§ **DO THIS**:
Find each line with "JSON" and copy it.

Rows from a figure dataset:
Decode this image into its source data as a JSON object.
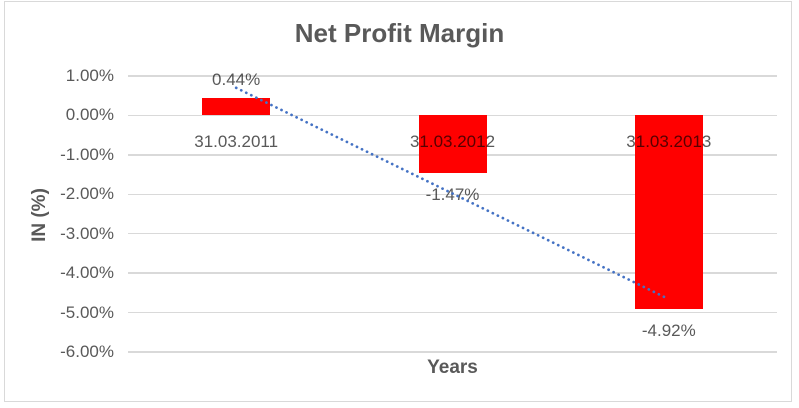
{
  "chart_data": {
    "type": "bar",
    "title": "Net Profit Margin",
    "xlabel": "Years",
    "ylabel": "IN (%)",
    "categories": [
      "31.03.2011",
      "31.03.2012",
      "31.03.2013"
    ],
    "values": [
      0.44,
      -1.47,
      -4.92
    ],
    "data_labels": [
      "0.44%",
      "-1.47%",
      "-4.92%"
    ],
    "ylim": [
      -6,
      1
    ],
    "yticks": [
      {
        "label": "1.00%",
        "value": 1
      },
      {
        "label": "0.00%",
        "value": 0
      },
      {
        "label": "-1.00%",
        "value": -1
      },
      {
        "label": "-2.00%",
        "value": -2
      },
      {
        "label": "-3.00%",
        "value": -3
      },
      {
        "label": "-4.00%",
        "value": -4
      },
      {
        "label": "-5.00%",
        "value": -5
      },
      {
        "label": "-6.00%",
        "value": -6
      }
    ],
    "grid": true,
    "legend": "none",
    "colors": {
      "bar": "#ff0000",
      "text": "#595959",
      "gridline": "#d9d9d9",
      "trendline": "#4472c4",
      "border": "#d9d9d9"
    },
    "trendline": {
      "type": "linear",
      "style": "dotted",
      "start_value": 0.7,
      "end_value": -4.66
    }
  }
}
--
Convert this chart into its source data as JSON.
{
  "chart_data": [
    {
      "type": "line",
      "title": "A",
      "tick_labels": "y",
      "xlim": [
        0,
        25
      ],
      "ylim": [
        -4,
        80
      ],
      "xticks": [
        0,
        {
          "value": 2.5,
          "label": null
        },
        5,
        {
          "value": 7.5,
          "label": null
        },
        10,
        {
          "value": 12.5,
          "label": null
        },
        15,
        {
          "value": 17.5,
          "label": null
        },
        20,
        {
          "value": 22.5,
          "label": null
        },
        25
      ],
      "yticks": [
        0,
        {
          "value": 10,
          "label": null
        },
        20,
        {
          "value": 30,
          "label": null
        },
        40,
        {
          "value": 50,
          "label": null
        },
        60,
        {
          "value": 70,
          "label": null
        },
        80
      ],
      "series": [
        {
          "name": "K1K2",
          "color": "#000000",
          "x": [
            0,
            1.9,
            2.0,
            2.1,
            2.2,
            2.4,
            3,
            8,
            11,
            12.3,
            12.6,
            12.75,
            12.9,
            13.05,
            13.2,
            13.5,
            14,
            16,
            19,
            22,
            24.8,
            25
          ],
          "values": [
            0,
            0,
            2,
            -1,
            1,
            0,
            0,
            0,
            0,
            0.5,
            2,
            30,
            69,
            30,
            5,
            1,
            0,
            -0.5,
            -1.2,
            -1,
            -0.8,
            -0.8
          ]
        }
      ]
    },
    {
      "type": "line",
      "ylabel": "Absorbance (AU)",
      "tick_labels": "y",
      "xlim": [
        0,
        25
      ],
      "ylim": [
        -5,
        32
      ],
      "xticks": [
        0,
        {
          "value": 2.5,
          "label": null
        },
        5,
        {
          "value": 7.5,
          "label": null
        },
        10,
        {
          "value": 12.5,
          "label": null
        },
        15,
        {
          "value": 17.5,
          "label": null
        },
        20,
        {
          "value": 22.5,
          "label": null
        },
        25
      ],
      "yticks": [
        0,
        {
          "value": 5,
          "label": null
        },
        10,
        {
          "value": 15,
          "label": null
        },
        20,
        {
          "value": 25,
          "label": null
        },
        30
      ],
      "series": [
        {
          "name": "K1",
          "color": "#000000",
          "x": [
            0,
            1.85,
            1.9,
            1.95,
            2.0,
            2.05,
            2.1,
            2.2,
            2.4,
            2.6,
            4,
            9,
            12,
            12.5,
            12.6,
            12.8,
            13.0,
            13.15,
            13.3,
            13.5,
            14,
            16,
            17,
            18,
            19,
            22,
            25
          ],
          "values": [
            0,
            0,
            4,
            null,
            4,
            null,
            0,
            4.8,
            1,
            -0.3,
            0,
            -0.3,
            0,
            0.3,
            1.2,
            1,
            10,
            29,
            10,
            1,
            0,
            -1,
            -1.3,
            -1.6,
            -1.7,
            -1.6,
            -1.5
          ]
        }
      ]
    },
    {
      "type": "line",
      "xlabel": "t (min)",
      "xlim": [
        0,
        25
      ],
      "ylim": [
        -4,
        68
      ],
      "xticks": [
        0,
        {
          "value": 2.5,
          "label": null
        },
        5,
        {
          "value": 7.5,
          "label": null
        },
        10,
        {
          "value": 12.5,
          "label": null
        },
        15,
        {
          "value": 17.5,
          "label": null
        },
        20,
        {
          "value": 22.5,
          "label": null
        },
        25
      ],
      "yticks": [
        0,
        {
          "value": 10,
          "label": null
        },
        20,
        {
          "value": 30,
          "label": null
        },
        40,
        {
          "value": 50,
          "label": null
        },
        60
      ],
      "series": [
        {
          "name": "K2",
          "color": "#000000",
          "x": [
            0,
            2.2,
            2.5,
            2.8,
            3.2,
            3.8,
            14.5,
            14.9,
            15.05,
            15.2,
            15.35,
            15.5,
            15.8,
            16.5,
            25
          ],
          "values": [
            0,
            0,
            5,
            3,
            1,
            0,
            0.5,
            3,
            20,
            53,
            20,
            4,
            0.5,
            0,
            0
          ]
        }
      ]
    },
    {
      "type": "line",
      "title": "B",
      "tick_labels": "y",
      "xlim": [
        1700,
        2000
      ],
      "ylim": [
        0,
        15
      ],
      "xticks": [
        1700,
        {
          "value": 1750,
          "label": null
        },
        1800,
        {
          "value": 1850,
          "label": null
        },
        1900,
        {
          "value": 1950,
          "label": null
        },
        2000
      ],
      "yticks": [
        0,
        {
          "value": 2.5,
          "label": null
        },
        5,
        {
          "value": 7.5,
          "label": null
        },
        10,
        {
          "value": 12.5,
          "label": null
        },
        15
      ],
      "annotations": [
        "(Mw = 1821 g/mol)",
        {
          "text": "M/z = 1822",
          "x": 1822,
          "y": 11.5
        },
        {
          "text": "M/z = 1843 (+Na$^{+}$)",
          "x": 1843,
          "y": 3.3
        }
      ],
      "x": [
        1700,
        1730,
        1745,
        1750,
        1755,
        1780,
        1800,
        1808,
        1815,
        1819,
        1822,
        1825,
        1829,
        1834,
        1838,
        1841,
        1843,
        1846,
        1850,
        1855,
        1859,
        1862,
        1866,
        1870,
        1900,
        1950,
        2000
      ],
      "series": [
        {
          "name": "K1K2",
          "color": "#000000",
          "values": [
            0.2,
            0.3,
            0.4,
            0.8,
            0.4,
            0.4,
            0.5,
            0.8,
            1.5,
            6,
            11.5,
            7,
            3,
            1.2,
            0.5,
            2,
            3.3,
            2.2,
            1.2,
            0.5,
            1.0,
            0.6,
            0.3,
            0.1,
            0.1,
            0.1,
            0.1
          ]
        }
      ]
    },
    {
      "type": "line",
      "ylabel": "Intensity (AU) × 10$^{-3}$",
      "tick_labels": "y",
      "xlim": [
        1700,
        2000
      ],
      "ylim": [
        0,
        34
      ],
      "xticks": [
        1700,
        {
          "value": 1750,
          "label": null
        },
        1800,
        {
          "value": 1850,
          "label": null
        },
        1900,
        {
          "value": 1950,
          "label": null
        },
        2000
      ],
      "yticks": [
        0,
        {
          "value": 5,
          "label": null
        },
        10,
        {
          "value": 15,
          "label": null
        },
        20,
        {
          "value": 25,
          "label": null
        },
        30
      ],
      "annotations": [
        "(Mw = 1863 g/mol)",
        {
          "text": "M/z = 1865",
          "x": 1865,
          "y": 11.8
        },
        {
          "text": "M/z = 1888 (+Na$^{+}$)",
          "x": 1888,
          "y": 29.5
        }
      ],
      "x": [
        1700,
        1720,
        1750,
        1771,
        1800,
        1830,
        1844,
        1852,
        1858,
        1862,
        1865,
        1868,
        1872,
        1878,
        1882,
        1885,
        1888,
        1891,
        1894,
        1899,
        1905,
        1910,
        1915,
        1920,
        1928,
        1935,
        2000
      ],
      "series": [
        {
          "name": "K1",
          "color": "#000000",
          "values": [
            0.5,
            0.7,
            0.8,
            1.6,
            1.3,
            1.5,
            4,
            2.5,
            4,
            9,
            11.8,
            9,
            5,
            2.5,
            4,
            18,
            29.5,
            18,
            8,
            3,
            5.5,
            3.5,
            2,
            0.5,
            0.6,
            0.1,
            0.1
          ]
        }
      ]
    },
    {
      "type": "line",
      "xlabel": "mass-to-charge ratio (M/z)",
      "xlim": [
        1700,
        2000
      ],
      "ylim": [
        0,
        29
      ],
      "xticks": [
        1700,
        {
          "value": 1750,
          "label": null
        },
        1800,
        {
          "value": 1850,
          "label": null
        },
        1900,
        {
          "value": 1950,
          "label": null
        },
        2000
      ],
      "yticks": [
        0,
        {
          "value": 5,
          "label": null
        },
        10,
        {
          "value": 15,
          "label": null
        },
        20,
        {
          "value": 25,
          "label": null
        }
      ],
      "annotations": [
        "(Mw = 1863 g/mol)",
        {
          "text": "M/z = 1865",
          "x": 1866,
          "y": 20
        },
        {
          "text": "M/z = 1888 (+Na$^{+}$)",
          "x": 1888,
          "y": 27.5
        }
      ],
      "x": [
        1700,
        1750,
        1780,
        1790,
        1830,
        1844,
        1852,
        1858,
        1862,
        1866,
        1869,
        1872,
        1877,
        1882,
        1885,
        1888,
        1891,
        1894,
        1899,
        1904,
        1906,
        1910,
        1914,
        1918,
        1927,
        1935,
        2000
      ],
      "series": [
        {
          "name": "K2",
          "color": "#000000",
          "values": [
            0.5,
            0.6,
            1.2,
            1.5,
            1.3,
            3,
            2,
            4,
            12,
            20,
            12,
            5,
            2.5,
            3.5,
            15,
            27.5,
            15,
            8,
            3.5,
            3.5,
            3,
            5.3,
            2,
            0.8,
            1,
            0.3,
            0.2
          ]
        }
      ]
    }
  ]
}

§ **THE SOLUTION**:
Decode this image into its source data as a JSON object.
Convert this chart into its source data as JSON.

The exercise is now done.